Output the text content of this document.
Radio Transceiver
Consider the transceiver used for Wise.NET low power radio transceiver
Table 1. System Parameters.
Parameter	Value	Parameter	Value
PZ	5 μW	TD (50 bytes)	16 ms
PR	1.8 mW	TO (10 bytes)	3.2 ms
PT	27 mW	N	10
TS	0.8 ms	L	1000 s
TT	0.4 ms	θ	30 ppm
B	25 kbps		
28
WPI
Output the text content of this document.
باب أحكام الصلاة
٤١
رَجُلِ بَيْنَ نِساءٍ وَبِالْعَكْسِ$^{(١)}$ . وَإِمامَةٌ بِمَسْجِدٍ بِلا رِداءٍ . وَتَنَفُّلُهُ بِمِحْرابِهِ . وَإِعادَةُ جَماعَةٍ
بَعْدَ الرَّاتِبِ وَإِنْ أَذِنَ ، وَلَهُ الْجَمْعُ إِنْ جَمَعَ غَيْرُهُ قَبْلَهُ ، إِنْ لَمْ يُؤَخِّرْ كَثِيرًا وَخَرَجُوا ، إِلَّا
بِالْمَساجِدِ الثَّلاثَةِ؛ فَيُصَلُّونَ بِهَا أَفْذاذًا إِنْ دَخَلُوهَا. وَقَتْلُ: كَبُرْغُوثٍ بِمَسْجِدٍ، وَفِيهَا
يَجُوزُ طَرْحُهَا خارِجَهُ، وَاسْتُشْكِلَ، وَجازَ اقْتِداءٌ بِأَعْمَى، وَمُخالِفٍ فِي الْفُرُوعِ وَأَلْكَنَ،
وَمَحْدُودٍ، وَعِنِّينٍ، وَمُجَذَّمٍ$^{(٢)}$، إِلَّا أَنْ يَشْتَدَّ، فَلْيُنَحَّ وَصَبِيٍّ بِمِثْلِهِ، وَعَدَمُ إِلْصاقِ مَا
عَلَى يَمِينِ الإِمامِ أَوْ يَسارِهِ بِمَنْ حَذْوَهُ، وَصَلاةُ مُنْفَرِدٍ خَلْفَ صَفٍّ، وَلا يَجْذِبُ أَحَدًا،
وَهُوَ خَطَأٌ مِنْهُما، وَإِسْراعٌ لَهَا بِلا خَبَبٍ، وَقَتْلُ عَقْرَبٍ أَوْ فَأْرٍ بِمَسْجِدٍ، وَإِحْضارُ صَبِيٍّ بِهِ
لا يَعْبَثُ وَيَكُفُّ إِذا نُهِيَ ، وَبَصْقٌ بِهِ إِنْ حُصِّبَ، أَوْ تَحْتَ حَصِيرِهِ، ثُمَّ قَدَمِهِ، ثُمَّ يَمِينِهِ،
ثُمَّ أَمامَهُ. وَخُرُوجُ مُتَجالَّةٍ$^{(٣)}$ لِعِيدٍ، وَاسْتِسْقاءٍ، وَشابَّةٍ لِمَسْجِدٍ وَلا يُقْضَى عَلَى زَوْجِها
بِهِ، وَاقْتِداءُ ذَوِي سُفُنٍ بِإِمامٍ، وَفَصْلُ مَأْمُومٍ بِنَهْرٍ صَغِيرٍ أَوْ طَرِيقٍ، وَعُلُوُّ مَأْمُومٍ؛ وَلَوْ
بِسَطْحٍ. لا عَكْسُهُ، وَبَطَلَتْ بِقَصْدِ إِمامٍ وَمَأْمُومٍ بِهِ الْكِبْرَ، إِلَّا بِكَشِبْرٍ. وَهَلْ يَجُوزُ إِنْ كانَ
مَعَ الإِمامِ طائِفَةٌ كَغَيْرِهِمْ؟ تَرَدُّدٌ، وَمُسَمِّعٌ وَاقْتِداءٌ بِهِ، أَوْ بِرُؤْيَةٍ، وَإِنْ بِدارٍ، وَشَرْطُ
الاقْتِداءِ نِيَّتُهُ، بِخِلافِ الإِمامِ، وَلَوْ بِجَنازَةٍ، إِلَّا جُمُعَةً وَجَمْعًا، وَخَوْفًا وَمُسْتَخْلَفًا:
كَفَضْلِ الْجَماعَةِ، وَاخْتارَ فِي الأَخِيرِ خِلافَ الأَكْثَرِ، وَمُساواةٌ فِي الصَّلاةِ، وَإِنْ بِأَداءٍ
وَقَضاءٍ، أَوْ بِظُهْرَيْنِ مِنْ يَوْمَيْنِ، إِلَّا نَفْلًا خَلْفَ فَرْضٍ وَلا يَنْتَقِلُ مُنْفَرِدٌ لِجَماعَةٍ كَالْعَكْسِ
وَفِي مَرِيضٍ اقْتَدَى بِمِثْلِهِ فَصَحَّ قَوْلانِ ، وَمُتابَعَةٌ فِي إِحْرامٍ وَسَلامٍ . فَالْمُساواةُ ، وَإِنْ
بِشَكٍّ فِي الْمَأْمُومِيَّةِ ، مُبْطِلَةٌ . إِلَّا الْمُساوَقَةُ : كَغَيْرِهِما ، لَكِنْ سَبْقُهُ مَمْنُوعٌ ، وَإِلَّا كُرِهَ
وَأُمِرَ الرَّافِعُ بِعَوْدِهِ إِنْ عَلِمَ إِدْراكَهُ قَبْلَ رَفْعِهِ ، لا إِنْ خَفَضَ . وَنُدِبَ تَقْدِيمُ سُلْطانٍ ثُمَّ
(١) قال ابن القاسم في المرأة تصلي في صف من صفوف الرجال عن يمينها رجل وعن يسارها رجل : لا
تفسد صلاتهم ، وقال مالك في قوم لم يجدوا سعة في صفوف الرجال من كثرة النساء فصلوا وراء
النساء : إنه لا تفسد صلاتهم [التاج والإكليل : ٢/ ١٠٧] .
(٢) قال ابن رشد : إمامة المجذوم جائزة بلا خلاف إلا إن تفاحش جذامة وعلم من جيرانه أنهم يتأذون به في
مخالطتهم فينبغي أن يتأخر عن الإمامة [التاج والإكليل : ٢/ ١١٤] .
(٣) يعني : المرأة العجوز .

####################

- _EXERCISE PROMPT_
Copy out all of the records above with nothing altered.

- _ANSWER TO THIS PROBLEM_
Output the text content of this document.
Radio Transceiver
Consider the transceiver used for Wise.NET low power radio transceiver
Table 1. System Parameters.
Parameter	Value	Parameter	Value
PZ	5 μW	TD (50 bytes)	16 ms
PR	1.8 mW	TO (10 bytes)	3.2 ms
PT	27 mW	N	10
TS	0.8 ms	L	1000 s
TT	0.4 ms	θ	30 ppm
B	25 kbps		
28
WPI
Output the text content of this document.
باب أحكام الصلاة
٤١
رَجُلِ بَيْنَ نِساءٍ وَبِالْعَكْسِ$^{(١)}$ . وَإِمامَةٌ بِمَسْجِدٍ بِلا رِداءٍ . وَتَنَفُّلُهُ بِمِحْرابِهِ . وَإِعادَةُ جَماعَةٍ
بَعْدَ الرَّاتِبِ وَإِنْ أَذِنَ ، وَلَهُ الْجَمْعُ إِنْ جَمَعَ غَيْرُهُ قَبْلَهُ ، إِنْ لَمْ يُؤَخِّرْ كَثِيرًا وَخَرَجُوا ، إِلَّا
بِالْمَساجِدِ الثَّلاثَةِ؛ فَيُصَلُّونَ بِهَا أَفْذاذًا إِنْ دَخَلُوهَا. وَقَتْلُ: كَبُرْغُوثٍ بِمَسْجِدٍ، وَفِيهَا
يَجُوزُ طَرْحُهَا خارِجَهُ، وَاسْتُشْكِلَ، وَجازَ اقْتِداءٌ بِأَعْمَى، وَمُخالِفٍ فِي الْفُرُوعِ وَأَلْكَنَ،
وَمَحْدُودٍ، وَعِنِّينٍ، وَمُجَذَّمٍ$^{(٢)}$، إِلَّا أَنْ يَشْتَدَّ، فَلْيُنَحَّ وَصَبِيٍّ بِمِثْلِهِ، وَعَدَمُ إِلْصاقِ مَا
عَلَى يَمِينِ الإِمامِ أَوْ يَسارِهِ بِمَنْ حَذْوَهُ، وَصَلاةُ مُنْفَرِدٍ خَلْفَ صَفٍّ، وَلا يَجْذِبُ أَحَدًا،
وَهُوَ خَطَأٌ مِنْهُما، وَإِسْراعٌ لَهَا بِلا خَبَبٍ، وَقَتْلُ عَقْرَبٍ أَوْ فَأْرٍ بِمَسْجِدٍ، وَإِحْضارُ صَبِيٍّ بِهِ
لا يَعْبَثُ وَيَكُفُّ إِذا نُهِيَ ، وَبَصْقٌ بِهِ إِنْ حُصِّبَ، أَوْ تَحْتَ حَصِيرِهِ، ثُمَّ قَدَمِهِ، ثُمَّ يَمِينِهِ،
ثُمَّ أَمامَهُ. وَخُرُوجُ مُتَجالَّةٍ$^{(٣)}$ لِعِيدٍ، وَاسْتِسْقاءٍ، وَشابَّةٍ لِمَسْجِدٍ وَلا يُقْضَى عَلَى زَوْجِها
بِهِ، وَاقْتِداءُ ذَوِي سُفُنٍ بِإِمامٍ، وَفَصْلُ مَأْمُومٍ بِنَهْرٍ صَغِيرٍ أَوْ طَرِيقٍ، وَعُلُوُّ مَأْمُومٍ؛ وَلَوْ
بِسَطْحٍ. لا عَكْسُهُ، وَبَطَلَتْ بِقَصْدِ إِمامٍ وَمَأْمُومٍ بِهِ الْكِبْرَ، إِلَّا بِكَشِبْرٍ. وَهَلْ يَجُوزُ إِنْ كانَ
مَعَ الإِمامِ طائِفَةٌ كَغَيْرِهِمْ؟ تَرَدُّدٌ، وَمُسَمِّعٌ وَاقْتِداءٌ بِهِ، أَوْ بِرُؤْيَةٍ، وَإِنْ بِدارٍ، وَشَرْطُ
الاقْتِداءِ نِيَّتُهُ، بِخِلافِ الإِمامِ، وَلَوْ بِجَنازَةٍ، إِلَّا جُمُعَةً وَجَمْعًا، وَخَوْفًا وَمُسْتَخْلَفًا:
كَفَضْلِ الْجَماعَةِ، وَاخْتارَ فِي الأَخِيرِ خِلافَ الأَكْثَرِ، وَمُساواةٌ فِي الصَّلاةِ، وَإِنْ بِأَداءٍ
وَقَضاءٍ، أَوْ بِظُهْرَيْنِ مِنْ يَوْمَيْنِ، إِلَّا نَفْلًا خَلْفَ فَرْضٍ وَلا يَنْتَقِلُ مُنْفَرِدٌ لِجَماعَةٍ كَالْعَكْسِ
وَفِي مَرِيضٍ اقْتَدَى بِمِثْلِهِ فَصَحَّ قَوْلانِ ، وَمُتابَعَةٌ فِي إِحْرامٍ وَسَلامٍ . فَالْمُساواةُ ، وَإِنْ
بِشَكٍّ فِي الْمَأْمُومِيَّةِ ، مُبْطِلَةٌ . إِلَّا الْمُساوَقَةُ : كَغَيْرِهِما ، لَكِنْ سَبْقُهُ مَمْنُوعٌ ، وَإِلَّا كُرِهَ
وَأُمِرَ الرَّافِعُ بِعَوْدِهِ إِنْ عَلِمَ إِدْراكَهُ قَبْلَ رَفْعِهِ ، لا إِنْ خَفَضَ . وَنُدِبَ تَقْدِيمُ سُلْطانٍ ثُمَّ
(١) قال ابن القاسم في المرأة تصلي في صف من صفوف الرجال عن يمينها رجل وعن يسارها رجل : لا
تفسد صلاتهم ، وقال مالك في قوم لم يجدوا سعة في صفوف الرجال من كثرة النساء فصلوا وراء
النساء : إنه لا تفسد صلاتهم [التاج والإكليل : ٢/ ١٠٧] .
(٢) قال ابن رشد : إمامة المجذوم جائزة بلا خلاف إلا إن تفاحش جذامة وعلم من جيرانه أنهم يتأذون به في
مخالطتهم فينبغي أن يتأخر عن الإمامة [التاج والإكليل : ٢/ ١١٤] .
(٣) يعني : المرأة العجوز .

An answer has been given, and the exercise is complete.